- _The problem_:
Repeat every line of the material, character for character.

Figure record listings

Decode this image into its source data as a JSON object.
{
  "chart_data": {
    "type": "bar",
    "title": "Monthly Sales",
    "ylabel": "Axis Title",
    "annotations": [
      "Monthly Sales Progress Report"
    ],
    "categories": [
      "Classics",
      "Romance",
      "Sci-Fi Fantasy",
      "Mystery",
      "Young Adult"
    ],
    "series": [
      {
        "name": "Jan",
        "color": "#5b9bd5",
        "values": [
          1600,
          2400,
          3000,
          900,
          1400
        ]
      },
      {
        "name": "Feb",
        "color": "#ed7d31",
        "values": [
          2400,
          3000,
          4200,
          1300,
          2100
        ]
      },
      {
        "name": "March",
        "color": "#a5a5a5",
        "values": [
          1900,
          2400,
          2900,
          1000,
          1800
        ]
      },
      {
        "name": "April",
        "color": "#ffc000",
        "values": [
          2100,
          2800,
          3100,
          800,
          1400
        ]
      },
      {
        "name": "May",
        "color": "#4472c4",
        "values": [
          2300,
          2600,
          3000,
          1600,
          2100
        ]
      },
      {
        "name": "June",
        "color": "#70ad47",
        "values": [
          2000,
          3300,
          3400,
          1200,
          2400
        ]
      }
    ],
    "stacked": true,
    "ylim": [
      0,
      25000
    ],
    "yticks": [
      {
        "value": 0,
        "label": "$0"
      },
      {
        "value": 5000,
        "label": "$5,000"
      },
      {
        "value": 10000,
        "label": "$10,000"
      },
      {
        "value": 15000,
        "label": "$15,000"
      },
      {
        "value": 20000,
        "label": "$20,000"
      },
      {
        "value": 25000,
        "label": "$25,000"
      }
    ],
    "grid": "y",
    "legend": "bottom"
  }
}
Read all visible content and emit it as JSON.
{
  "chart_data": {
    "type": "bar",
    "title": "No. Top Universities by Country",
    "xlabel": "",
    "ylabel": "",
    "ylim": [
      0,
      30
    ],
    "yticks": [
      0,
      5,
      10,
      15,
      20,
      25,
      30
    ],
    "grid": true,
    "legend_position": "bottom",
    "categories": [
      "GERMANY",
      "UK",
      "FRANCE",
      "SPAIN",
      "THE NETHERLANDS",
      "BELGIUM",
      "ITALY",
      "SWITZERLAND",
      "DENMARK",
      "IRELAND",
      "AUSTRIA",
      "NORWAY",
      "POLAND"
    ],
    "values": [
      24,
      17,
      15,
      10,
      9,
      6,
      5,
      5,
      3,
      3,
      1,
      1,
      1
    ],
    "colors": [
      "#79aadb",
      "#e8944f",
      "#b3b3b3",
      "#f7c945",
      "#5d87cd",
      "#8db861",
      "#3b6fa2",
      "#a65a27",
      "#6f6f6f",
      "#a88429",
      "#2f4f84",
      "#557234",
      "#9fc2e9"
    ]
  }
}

- _In response_:
Decode this image into its source data as a JSON object.
{
  "chart_data": {
    "type": "bar",
    "title": "Monthly Sales",
    "ylabel": "Axis Title",
    "annotations": [
      "Monthly Sales Progress Report"
    ],
    "categories": [
      "Classics",
      "Romance",
      "Sci-Fi Fantasy",
      "Mystery",
      "Young Adult"
    ],
    "series": [
      {
        "name": "Jan",
        "color": "#5b9bd5",
        "values": [
          1600,
          2400,
          3000,
          900,
          1400
        ]
      },
      {
        "name": "Feb",
        "color": "#ed7d31",
        "values": [
          2400,
          3000,
          4200,
          1300,
          2100
        ]
      },
      {
        "name": "March",
        "color": "#a5a5a5",
        "values": [
          1900,
          2400,
          2900,
          1000,
          1800
        ]
      },
      {
        "name": "April",
        "color": "#ffc000",
        "values": [
          2100,
          2800,
          3100,
          800,
          1400
        ]
      },
      {
        "name": "May",
        "color": "#4472c4",
        "values": [
          2300,
          2600,
          3000,
          1600,
          2100
        ]
      },
      {
        "name": "June",
        "color": "#70ad47",
        "values": [
          2000,
          3300,
          3400,
          1200,
          2400
        ]
      }
    ],
    "stacked": true,
    "ylim": [
      0,
      25000
    ],
    "yticks": [
      {
        "value": 0,
        "label": "$0"
      },
      {
        "value": 5000,
        "label": "$5,000"
      },
      {
        "value": 10000,
        "label": "$10,000"
      },
      {
        "value": 15000,
        "label": "$15,000"
      },
      {
        "value": 20000,
        "label": "$20,000"
      },
      {
        "value": 25000,
        "label": "$25,000"
      }
    ],
    "grid": "y",
    "legend": "bottom"
  }
}
Read all visible content and emit it as JSON.
{
  "chart_data": {
    "type": "bar",
    "title": "No. Top Universities by Country",
    "xlabel": "",
    "ylabel": "",
    "ylim": [
      0,
      30
    ],
    "yticks": [
      0,
      5,
      10,
      15,
      20,
      25,
      30
    ],
    "grid": true,
    "legend_position": "bottom",
    "categories": [
      "GERMANY",
      "UK",
      "FRANCE",
      "SPAIN",
      "THE NETHERLANDS",
      "BELGIUM",
      "ITALY",
      "SWITZERLAND",
      "DENMARK",
      "IRELAND",
      "AUSTRIA",
      "NORWAY",
      "POLAND"
    ],
    "values": [
      24,
      17,
      15,
      10,
      9,
      6,
      5,
      5,
      3,
      3,
      1,
      1,
      1
    ],
    "colors": [
      "#79aadb",
      "#e8944f",
      "#b3b3b3",
      "#f7c945",
      "#5d87cd",
      "#8db861",
      "#3b6fa2",
      "#a65a27",
      "#6f6f6f",
      "#a88429",
      "#2f4f84",
      "#557234",
      "#9fc2e9"
    ]
  }
}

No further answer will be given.